[Dataset items]

start

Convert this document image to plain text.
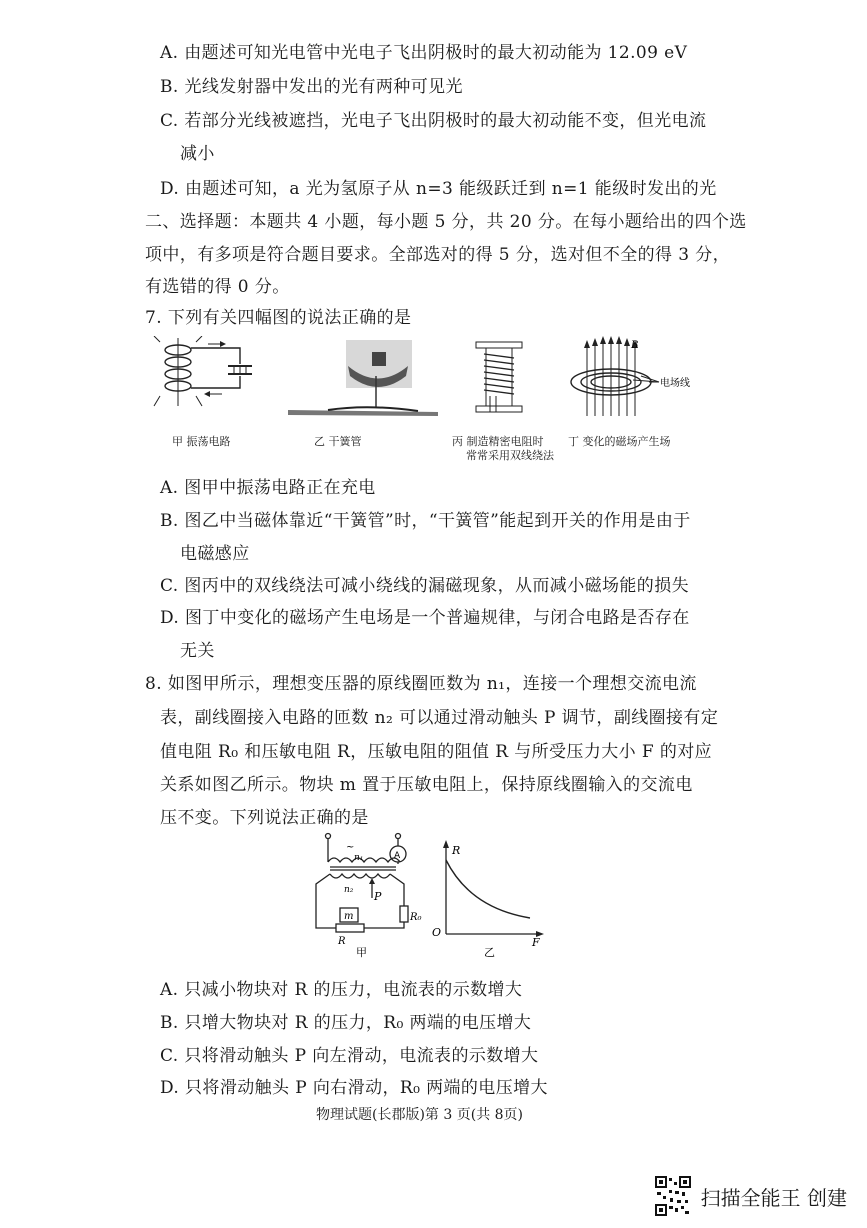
A. 由题述可知光电管中光电子飞出阴极时的最大初动能为 12.09 eV
B. 光线发射器中发出的光有两种可见光
C. 若部分光线被遮挡，光电子飞出阴极时的最大初动能不变，但光电流
减小
D. 由题述可知，a 光为氢原子从 n=3 能级跃迁到 n=1 能级时发出的光
二、选择题：本题共 4 小题，每小题 5 分，共 20 分。在每小题给出的四个选
项中，有多项是符合题目要求。全部选对的得 5 分，选对但不全的得 3 分，
有选错的得 0 分。
7. 下列有关四幅图的说法正确的是
甲 振荡电路	乙 干簧管	丙 制造精密电阻时
常常采用双线绕法
B
电场线
丁 变化的磁场产生场
A. 图甲中振荡电路正在充电
B. 图乙中当磁体靠近“干簧管”时，“干簧管”能起到开关的作用是由于
电磁感应
C. 图丙中的双线绕法可减小绕线的漏磁现象，从而减小磁场能的损失
D. 图丁中变化的磁场产生电场是一个普遍规律，与闭合电路是否存在
无关
8. 如图甲所示，理想变压器的原线圈匝数为 n₁，连接一个理想交流电流
表，副线圈接入电路的匝数 n₂ 可以通过滑动触头 P 调节，副线圈接有定
值电阻 R₀ 和压敏电阻 R，压敏电阻的阻值 R 与所受压力大小 F 的对应
关系如图乙所示。物块 m 置于压敏电阻上，保持原线圈输入的交流电
压不变。下列说法正确的是
~
A
n₁
n₂ P
R₀
m
R
甲
R
O
F
乙
A. 只减小物块对 R 的压力，电流表的示数增大
B. 只增大物块对 R 的压力，R₀ 两端的电压增大
C. 只将滑动触头 P 向左滑动，电流表的示数增大
D. 只将滑动触头 P 向右滑动，R₀ 两端的电压增大
物理试题(长郡版)第 3 页(共 8页)
扫描全能王 创建
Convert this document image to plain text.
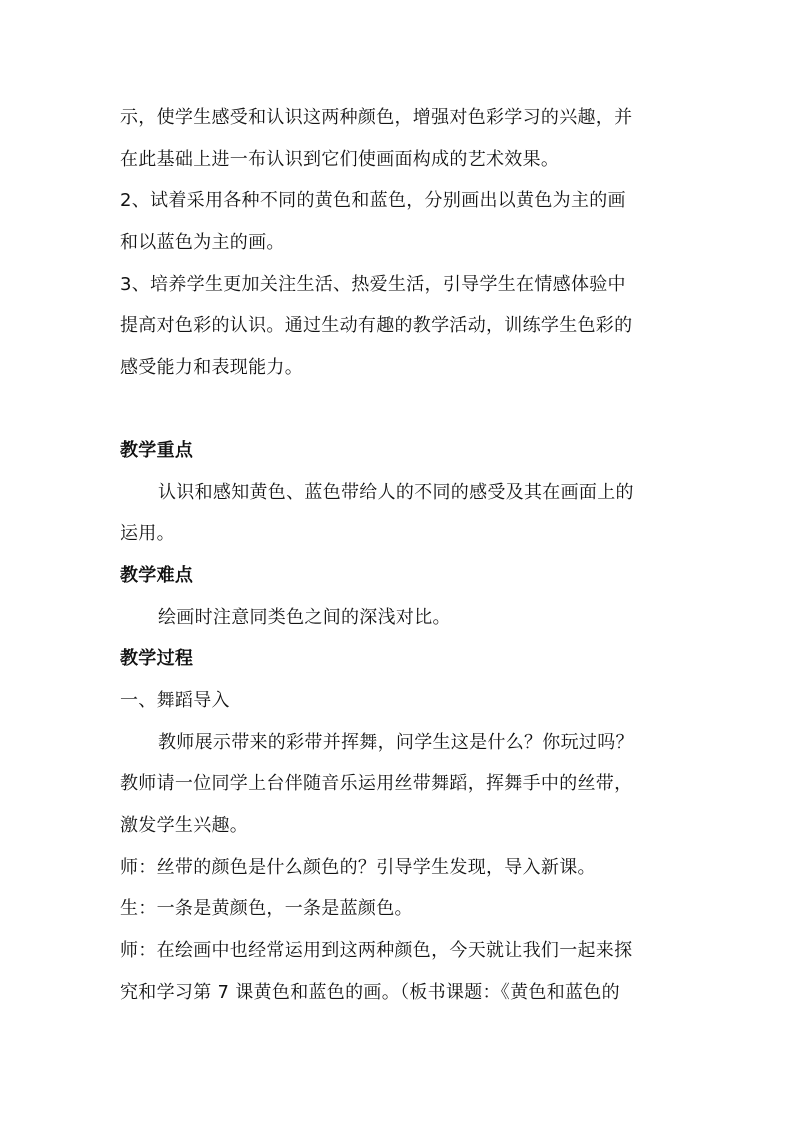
示，使学生感受和认识这两种颜色，增强对色彩学习的兴趣，并
在此基础上进一布认识到它们使画面构成的艺术效果。
2、试着采用各种不同的黄色和蓝色，分别画出以黄色为主的画
和以蓝色为主的画。
3、培养学生更加关注生活、热爱生活，引导学生在情感体验中
提高对色彩的认识。通过生动有趣的教学活动，训练学生色彩的
感受能力和表现能力。
教学重点
认识和感知黄色、蓝色带给人的不同的感受及其在画面上的
运用。
教学难点
绘画时注意同类色之间的深浅对比。
教学过程
一、舞蹈导入
教师展示带来的彩带并挥舞，问学生这是什么？你玩过吗？
教师请一位同学上台伴随音乐运用丝带舞蹈，挥舞手中的丝带，
激发学生兴趣。
师：丝带的颜色是什么颜色的？引导学生发现，导入新课。
生：一条是黄颜色，一条是蓝颜色。
师：在绘画中也经常运用到这两种颜色，今天就让我们一起来探
究和学习第 7 课黄色和蓝色的画。（板书课题：《黄色和蓝色的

end

Except for the pictures, print the data above exactly.

*ANSWER TO THE PROBLEM*.
Convert this document image to plain text.
A. 由题述可知光电管中光电子飞出阴极时的最大初动能为 12.09 eV
B. 光线发射器中发出的光有两种可见光
C. 若部分光线被遮挡，光电子飞出阴极时的最大初动能不变，但光电流
减小
D. 由题述可知，a 光为氢原子从 n=3 能级跃迁到 n=1 能级时发出的光
二、选择题：本题共 4 小题，每小题 5 分，共 20 分。在每小题给出的四个选
项中，有多项是符合题目要求。全部选对的得 5 分，选对但不全的得 3 分，
有选错的得 0 分。
7. 下列有关四幅图的说法正确的是
甲 振荡电路	乙 干簧管	丙 制造精密电阻时
常常采用双线绕法
B
电场线
丁 变化的磁场产生场
A. 图甲中振荡电路正在充电
B. 图乙中当磁体靠近“干簧管”时，“干簧管”能起到开关的作用是由于
电磁感应
C. 图丙中的双线绕法可减小绕线的漏磁现象，从而减小磁场能的损失
D. 图丁中变化的磁场产生电场是一个普遍规律，与闭合电路是否存在
无关
8. 如图甲所示，理想变压器的原线圈匝数为 n₁，连接一个理想交流电流
表，副线圈接入电路的匝数 n₂ 可以通过滑动触头 P 调节，副线圈接有定
值电阻 R₀ 和压敏电阻 R，压敏电阻的阻值 R 与所受压力大小 F 的对应
关系如图乙所示。物块 m 置于压敏电阻上，保持原线圈输入的交流电
压不变。下列说法正确的是
~
A
n₁
n₂ P
R₀
m
R
甲
R
O
F
乙
A. 只减小物块对 R 的压力，电流表的示数增大
B. 只增大物块对 R 的压力，R₀ 两端的电压增大
C. 只将滑动触头 P 向左滑动，电流表的示数增大
D. 只将滑动触头 P 向右滑动，R₀ 两端的电压增大
物理试题(长郡版)第 3 页(共 8页)
扫描全能王 创建
Convert this document image to plain text.
示，使学生感受和认识这两种颜色，增强对色彩学习的兴趣，并
在此基础上进一布认识到它们使画面构成的艺术效果。
2、试着采用各种不同的黄色和蓝色，分别画出以黄色为主的画
和以蓝色为主的画。
3、培养学生更加关注生活、热爱生活，引导学生在情感体验中
提高对色彩的认识。通过生动有趣的教学活动，训练学生色彩的
感受能力和表现能力。
教学重点
认识和感知黄色、蓝色带给人的不同的感受及其在画面上的
运用。
教学难点
绘画时注意同类色之间的深浅对比。
教学过程
一、舞蹈导入
教师展示带来的彩带并挥舞，问学生这是什么？你玩过吗？
教师请一位同学上台伴随音乐运用丝带舞蹈，挥舞手中的丝带，
激发学生兴趣。
师：丝带的颜色是什么颜色的？引导学生发现，导入新课。
生：一条是黄颜色，一条是蓝颜色。
师：在绘画中也经常运用到这两种颜色，今天就让我们一起来探
究和学习第 7 课黄色和蓝色的画。（板书课题：《黄色和蓝色的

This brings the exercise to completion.